▸ **Requirements**
Each entry needs to be restated exactly as written.
=== Supplied material ===
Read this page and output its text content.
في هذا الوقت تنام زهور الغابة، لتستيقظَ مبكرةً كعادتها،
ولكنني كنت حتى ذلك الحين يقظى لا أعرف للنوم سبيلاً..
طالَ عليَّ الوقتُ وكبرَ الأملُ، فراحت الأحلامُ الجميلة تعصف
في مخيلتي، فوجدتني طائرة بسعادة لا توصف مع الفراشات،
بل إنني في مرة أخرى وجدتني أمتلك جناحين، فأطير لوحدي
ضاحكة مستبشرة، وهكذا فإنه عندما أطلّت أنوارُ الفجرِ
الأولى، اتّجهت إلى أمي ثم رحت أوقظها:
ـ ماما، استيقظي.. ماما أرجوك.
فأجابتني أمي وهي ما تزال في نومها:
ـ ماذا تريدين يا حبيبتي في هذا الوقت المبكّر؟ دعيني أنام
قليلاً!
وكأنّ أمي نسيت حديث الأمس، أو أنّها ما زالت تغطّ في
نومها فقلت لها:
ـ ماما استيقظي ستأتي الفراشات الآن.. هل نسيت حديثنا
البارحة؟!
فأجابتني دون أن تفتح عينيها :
===
▸ **The response**
Read this page and output its text content.
في هذا الوقت تنام زهور الغابة، لتستيقظَ مبكرةً كعادتها،
ولكنني كنت حتى ذلك الحين يقظى لا أعرف للنوم سبيلاً..
طالَ عليَّ الوقتُ وكبرَ الأملُ، فراحت الأحلامُ الجميلة تعصف
في مخيلتي، فوجدتني طائرة بسعادة لا توصف مع الفراشات،
بل إنني في مرة أخرى وجدتني أمتلك جناحين، فأطير لوحدي
ضاحكة مستبشرة، وهكذا فإنه عندما أطلّت أنوارُ الفجرِ
الأولى، اتّجهت إلى أمي ثم رحت أوقظها:
ـ ماما، استيقظي.. ماما أرجوك.
فأجابتني أمي وهي ما تزال في نومها:
ـ ماذا تريدين يا حبيبتي في هذا الوقت المبكّر؟ دعيني أنام
قليلاً!
وكأنّ أمي نسيت حديث الأمس، أو أنّها ما زالت تغطّ في
نومها فقلت لها:
ـ ماما استيقظي ستأتي الفراشات الآن.. هل نسيت حديثنا
البارحة؟!
فأجابتني دون أن تفتح عينيها :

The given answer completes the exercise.